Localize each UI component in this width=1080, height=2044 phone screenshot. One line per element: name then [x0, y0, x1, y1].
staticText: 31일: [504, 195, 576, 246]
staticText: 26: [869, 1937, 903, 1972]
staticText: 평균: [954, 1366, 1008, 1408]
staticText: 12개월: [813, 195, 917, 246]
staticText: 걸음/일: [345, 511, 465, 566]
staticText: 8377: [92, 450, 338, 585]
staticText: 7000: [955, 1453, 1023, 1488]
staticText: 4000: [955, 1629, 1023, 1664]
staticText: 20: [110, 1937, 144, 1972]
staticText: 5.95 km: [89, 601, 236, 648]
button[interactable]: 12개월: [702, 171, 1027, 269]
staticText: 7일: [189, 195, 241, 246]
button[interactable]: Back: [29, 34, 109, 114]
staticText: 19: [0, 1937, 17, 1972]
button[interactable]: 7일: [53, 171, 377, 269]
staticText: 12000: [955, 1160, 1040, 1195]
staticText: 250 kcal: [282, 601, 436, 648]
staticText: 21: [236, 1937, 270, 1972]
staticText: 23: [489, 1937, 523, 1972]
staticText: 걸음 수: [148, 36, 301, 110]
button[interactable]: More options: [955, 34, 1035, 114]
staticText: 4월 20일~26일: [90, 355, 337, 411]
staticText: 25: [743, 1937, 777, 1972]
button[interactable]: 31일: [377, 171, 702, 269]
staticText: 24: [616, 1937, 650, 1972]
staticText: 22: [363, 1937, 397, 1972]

**Aim of the task**
Quote all of the rows above verbatim, one line at a time and in their original order.

**Reply**
Localize each UI component in this width=1080, height=2044 phone screenshot. One line per element: name then [x0, y0, x1, y1].
staticText: 31일: [504, 195, 576, 246]
staticText: 26: [869, 1937, 903, 1972]
staticText: 평균: [954, 1366, 1008, 1408]
staticText: 12개월: [813, 195, 917, 246]
staticText: 걸음/일: [345, 511, 465, 566]
staticText: 8377: [92, 450, 338, 585]
staticText: 7000: [955, 1453, 1023, 1488]
staticText: 4000: [955, 1629, 1023, 1664]
staticText: 20: [110, 1937, 144, 1972]
staticText: 5.95 km: [89, 601, 236, 648]
button[interactable]: 12개월: [702, 171, 1027, 269]
staticText: 7일: [189, 195, 241, 246]
button[interactable]: Back: [29, 34, 109, 114]
staticText: 19: [0, 1937, 17, 1972]
button[interactable]: 7일: [53, 171, 377, 269]
staticText: 12000: [955, 1160, 1040, 1195]
staticText: 250 kcal: [282, 601, 436, 648]
staticText: 21: [236, 1937, 270, 1972]
staticText: 23: [489, 1937, 523, 1972]
staticText: 걸음 수: [148, 36, 301, 110]
button[interactable]: More options: [955, 34, 1035, 114]
staticText: 4월 20일~26일: [90, 355, 337, 411]
staticText: 25: [743, 1937, 777, 1972]
button[interactable]: 31일: [377, 171, 702, 269]
staticText: 24: [616, 1937, 650, 1972]
staticText: 22: [363, 1937, 397, 1972]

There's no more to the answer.